| EXTRACTED ENTRIES |
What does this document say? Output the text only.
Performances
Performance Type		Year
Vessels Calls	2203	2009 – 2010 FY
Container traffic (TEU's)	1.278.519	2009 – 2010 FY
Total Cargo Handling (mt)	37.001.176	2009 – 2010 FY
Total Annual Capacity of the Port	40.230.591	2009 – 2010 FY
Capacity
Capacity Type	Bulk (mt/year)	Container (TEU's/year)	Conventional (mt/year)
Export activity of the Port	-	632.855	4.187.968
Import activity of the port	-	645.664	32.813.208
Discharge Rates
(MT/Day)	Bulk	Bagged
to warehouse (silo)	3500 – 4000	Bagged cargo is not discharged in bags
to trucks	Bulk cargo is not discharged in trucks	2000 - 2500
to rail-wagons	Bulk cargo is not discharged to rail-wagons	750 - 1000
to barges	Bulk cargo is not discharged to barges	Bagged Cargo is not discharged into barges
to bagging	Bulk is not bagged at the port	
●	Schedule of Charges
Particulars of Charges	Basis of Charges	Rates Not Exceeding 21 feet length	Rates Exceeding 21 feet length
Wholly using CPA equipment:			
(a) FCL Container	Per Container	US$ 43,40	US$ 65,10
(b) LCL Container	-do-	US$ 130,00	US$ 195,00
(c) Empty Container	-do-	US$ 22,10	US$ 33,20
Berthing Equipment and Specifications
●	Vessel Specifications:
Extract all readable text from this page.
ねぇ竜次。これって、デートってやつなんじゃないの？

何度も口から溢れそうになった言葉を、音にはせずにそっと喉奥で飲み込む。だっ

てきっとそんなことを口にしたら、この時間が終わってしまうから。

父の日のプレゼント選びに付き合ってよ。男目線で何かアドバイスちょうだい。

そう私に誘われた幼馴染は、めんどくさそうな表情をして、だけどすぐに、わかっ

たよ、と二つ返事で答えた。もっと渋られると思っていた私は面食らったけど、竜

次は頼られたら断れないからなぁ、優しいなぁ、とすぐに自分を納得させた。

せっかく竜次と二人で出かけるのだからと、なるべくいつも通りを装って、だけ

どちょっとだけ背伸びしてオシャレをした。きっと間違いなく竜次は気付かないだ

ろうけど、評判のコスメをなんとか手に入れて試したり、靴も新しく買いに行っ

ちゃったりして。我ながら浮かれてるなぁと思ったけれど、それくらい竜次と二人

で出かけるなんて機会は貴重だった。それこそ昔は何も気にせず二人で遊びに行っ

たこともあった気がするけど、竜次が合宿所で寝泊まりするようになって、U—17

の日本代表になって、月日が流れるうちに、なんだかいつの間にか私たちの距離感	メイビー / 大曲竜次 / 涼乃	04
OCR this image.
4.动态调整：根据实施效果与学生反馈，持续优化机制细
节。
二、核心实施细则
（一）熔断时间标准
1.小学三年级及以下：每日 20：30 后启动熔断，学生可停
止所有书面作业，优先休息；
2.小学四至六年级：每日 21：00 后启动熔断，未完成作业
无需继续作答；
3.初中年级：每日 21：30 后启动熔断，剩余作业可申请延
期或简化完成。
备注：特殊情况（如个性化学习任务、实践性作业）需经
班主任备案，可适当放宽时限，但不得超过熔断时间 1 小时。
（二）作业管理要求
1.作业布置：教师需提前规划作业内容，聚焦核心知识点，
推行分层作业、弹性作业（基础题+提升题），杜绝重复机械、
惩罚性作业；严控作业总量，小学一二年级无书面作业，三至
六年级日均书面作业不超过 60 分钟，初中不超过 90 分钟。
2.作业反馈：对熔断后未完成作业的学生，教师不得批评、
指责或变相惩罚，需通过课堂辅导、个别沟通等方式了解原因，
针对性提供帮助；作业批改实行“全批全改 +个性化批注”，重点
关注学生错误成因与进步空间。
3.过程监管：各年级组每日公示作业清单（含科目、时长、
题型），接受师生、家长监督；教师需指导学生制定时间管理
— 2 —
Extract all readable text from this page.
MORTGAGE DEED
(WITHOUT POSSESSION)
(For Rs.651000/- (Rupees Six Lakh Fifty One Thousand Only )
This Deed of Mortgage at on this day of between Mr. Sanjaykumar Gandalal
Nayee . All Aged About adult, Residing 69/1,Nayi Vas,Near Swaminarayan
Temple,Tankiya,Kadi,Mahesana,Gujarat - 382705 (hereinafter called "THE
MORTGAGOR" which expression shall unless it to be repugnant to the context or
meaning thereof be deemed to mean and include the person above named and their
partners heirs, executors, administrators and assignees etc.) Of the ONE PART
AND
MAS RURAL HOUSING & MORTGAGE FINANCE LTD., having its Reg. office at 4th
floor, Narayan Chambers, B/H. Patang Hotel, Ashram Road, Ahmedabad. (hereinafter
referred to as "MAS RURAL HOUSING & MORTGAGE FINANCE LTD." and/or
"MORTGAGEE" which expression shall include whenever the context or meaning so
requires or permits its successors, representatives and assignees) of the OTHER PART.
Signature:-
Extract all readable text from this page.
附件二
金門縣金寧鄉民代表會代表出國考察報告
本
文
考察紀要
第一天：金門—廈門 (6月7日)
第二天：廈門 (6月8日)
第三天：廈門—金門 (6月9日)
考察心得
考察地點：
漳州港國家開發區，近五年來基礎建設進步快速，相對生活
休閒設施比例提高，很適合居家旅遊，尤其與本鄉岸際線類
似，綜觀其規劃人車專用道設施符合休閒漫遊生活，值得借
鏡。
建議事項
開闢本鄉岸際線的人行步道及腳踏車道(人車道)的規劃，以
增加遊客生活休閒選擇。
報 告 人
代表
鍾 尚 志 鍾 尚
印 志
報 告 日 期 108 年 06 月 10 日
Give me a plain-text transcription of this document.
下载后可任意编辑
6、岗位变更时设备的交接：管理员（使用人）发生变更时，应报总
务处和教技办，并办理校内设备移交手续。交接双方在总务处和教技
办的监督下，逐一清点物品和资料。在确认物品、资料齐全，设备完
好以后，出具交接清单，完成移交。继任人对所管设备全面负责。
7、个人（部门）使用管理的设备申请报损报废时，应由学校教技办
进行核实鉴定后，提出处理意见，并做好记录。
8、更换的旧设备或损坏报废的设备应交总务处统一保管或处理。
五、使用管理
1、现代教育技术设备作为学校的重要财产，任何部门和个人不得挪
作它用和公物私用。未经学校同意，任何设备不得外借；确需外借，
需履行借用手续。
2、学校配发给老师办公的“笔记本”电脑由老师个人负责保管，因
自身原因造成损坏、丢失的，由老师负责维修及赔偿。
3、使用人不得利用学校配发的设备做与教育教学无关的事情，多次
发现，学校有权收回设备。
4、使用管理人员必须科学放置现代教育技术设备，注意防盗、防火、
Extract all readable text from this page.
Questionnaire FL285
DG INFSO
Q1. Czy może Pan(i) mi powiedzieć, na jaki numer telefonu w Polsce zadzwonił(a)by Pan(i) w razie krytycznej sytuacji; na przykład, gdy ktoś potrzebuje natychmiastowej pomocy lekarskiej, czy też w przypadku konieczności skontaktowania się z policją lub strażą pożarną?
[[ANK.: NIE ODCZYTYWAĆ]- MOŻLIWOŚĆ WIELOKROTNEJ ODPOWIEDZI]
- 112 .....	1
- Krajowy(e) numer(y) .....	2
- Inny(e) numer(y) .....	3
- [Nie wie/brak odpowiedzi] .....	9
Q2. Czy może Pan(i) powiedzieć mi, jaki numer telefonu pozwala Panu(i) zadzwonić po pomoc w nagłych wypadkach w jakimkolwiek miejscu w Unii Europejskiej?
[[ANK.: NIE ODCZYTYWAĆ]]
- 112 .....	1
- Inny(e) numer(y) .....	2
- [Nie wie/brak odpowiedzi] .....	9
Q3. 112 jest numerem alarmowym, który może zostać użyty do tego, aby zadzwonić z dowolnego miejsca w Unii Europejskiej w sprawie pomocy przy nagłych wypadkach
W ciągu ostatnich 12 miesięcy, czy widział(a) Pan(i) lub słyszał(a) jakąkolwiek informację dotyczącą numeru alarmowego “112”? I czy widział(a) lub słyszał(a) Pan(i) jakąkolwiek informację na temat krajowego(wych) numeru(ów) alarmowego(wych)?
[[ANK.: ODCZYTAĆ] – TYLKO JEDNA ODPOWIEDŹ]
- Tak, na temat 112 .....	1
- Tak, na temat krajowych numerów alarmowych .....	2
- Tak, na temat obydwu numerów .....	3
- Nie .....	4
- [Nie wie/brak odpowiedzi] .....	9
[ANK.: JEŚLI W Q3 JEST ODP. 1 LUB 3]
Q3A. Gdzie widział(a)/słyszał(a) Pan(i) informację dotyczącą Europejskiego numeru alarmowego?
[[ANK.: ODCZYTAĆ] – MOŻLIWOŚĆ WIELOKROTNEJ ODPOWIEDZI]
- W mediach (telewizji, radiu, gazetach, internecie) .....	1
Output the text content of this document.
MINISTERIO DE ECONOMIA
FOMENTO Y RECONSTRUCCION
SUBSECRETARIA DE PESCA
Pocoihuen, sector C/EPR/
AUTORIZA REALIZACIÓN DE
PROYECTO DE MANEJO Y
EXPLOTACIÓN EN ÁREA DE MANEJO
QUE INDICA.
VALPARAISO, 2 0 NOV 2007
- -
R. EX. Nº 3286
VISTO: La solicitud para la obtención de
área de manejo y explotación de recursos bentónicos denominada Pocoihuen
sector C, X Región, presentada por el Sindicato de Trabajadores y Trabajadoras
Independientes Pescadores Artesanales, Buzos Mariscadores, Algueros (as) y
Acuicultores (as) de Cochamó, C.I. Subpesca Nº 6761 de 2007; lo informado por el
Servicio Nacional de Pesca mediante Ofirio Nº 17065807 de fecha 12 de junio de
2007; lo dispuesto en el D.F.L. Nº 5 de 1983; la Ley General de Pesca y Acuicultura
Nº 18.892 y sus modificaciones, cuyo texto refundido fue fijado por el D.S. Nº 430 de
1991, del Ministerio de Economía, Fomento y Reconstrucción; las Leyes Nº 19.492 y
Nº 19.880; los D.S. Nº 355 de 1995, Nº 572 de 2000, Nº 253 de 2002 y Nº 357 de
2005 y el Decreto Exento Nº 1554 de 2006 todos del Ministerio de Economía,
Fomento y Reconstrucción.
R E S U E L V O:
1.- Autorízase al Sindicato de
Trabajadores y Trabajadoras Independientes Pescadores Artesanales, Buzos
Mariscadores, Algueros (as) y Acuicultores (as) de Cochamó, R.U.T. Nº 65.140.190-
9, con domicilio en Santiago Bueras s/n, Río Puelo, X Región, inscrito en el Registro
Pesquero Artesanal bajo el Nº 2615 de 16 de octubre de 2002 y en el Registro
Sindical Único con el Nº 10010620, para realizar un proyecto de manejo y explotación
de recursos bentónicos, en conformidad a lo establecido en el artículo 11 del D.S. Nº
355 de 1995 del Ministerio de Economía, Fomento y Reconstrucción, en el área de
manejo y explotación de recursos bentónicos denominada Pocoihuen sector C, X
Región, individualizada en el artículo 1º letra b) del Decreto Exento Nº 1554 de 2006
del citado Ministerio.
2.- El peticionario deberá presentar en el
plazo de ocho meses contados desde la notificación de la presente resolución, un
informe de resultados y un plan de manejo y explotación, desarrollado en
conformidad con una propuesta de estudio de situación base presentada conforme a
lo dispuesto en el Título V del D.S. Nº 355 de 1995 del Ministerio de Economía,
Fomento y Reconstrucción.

| REQUIRED WORK |
Copy the lines from the entries above in which the word "Mariscadores" appears.

| OUTPUT FOR THIS EXERCISE |
Independientes Pescadores Artesanales, Buzos Mariscadores, Algueros (as) y
Mariscadores, Algueros (as) y Acuicultores (as) de Cochamó, R.U.T. Nº 65.140.190-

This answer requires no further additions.